Exercise description
Will you give the material below again, every line exactly as it is?

[Recorded data]
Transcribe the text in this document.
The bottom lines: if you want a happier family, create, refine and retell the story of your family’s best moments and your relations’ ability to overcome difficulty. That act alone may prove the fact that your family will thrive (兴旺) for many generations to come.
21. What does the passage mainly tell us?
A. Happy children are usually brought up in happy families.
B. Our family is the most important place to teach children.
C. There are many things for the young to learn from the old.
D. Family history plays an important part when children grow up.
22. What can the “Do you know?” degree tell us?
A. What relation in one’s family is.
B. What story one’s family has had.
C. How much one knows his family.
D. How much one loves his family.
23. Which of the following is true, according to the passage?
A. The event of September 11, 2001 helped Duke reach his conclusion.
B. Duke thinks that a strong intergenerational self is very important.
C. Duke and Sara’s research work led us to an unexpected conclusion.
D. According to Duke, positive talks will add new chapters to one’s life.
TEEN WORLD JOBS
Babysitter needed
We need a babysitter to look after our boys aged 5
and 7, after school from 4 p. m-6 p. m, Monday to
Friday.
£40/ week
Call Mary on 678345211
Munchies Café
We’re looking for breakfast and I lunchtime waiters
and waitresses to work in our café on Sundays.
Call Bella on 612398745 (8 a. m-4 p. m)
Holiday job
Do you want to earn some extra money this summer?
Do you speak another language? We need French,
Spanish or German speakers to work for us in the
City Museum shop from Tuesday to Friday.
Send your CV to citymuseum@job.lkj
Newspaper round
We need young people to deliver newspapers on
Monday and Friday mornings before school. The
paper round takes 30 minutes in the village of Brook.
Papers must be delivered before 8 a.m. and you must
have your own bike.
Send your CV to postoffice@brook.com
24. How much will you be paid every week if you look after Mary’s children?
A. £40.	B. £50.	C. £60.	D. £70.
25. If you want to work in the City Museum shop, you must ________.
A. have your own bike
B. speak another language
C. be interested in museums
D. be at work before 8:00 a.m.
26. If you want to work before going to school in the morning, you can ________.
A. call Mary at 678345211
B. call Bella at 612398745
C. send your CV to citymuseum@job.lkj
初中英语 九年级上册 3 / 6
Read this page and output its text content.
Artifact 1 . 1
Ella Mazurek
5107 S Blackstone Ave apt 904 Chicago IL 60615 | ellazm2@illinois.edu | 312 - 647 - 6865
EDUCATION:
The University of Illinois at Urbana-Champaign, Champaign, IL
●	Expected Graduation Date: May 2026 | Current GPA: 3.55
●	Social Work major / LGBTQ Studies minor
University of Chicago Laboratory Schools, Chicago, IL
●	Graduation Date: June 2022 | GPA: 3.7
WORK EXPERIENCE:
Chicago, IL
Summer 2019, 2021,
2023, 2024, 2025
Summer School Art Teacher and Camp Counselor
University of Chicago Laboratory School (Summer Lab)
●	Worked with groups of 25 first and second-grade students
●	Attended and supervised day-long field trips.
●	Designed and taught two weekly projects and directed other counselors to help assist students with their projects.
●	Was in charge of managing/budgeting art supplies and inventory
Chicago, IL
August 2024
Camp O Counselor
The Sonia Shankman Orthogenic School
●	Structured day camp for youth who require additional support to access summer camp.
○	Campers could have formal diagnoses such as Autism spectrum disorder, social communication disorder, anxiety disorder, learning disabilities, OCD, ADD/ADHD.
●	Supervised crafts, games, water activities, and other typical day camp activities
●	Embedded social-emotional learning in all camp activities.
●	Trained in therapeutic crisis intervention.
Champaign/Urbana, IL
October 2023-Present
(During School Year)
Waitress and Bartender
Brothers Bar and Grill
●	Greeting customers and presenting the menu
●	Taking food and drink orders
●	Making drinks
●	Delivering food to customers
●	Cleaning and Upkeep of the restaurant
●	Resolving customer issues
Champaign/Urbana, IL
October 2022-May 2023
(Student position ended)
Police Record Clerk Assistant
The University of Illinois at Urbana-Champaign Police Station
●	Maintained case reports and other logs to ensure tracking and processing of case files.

Answer to the exercise
Transcribe the text in this document.
The bottom lines: if you want a happier family, create, refine and retell the story of your family’s best moments and your relations’ ability to overcome difficulty. That act alone may prove the fact that your family will thrive (兴旺) for many generations to come.
21. What does the passage mainly tell us?
A. Happy children are usually brought up in happy families.
B. Our family is the most important place to teach children.
C. There are many things for the young to learn from the old.
D. Family history plays an important part when children grow up.
22. What can the “Do you know?” degree tell us?
A. What relation in one’s family is.
B. What story one’s family has had.
C. How much one knows his family.
D. How much one loves his family.
23. Which of the following is true, according to the passage?
A. The event of September 11, 2001 helped Duke reach his conclusion.
B. Duke thinks that a strong intergenerational self is very important.
C. Duke and Sara’s research work led us to an unexpected conclusion.
D. According to Duke, positive talks will add new chapters to one’s life.
TEEN WORLD JOBS
Babysitter needed
We need a babysitter to look after our boys aged 5
and 7, after school from 4 p. m-6 p. m, Monday to
Friday.
£40/ week
Call Mary on 678345211
Munchies Café
We’re looking for breakfast and I lunchtime waiters
and waitresses to work in our café on Sundays.
Call Bella on 612398745 (8 a. m-4 p. m)
Holiday job
Do you want to earn some extra money this summer?
Do you speak another language? We need French,
Spanish or German speakers to work for us in the
City Museum shop from Tuesday to Friday.
Send your CV to citymuseum@job.lkj
Newspaper round
We need young people to deliver newspapers on
Monday and Friday mornings before school. The
paper round takes 30 minutes in the village of Brook.
Papers must be delivered before 8 a.m. and you must
have your own bike.
Send your CV to postoffice@brook.com
24. How much will you be paid every week if you look after Mary’s children?
A. £40.	B. £50.	C. £60.	D. £70.
25. If you want to work in the City Museum shop, you must ________.
A. have your own bike
B. speak another language
C. be interested in museums
D. be at work before 8:00 a.m.
26. If you want to work before going to school in the morning, you can ________.
A. call Mary at 678345211
B. call Bella at 612398745
C. send your CV to citymuseum@job.lkj
初中英语 九年级上册 3 / 6
Read this page and output its text content.
Artifact 1 . 1
Ella Mazurek
5107 S Blackstone Ave apt 904 Chicago IL 60615 | ellazm2@illinois.edu | 312 - 647 - 6865
EDUCATION:
The University of Illinois at Urbana-Champaign, Champaign, IL
●	Expected Graduation Date: May 2026 | Current GPA: 3.55
●	Social Work major / LGBTQ Studies minor
University of Chicago Laboratory Schools, Chicago, IL
●	Graduation Date: June 2022 | GPA: 3.7
WORK EXPERIENCE:
Chicago, IL
Summer 2019, 2021,
2023, 2024, 2025
Summer School Art Teacher and Camp Counselor
University of Chicago Laboratory School (Summer Lab)
●	Worked with groups of 25 first and second-grade students
●	Attended and supervised day-long field trips.
●	Designed and taught two weekly projects and directed other counselors to help assist students with their projects.
●	Was in charge of managing/budgeting art supplies and inventory
Chicago, IL
August 2024
Camp O Counselor
The Sonia Shankman Orthogenic School
●	Structured day camp for youth who require additional support to access summer camp.
○	Campers could have formal diagnoses such as Autism spectrum disorder, social communication disorder, anxiety disorder, learning disabilities, OCD, ADD/ADHD.
●	Supervised crafts, games, water activities, and other typical day camp activities
●	Embedded social-emotional learning in all camp activities.
●	Trained in therapeutic crisis intervention.
Champaign/Urbana, IL
October 2023-Present
(During School Year)
Waitress and Bartender
Brothers Bar and Grill
●	Greeting customers and presenting the menu
●	Taking food and drink orders
●	Making drinks
●	Delivering food to customers
●	Cleaning and Upkeep of the restaurant
●	Resolving customer issues
Champaign/Urbana, IL
October 2022-May 2023
(Student position ended)
Police Record Clerk Assistant
The University of Illinois at Urbana-Champaign Police Station
●	Maintained case reports and other logs to ensure tracking and processing of case files.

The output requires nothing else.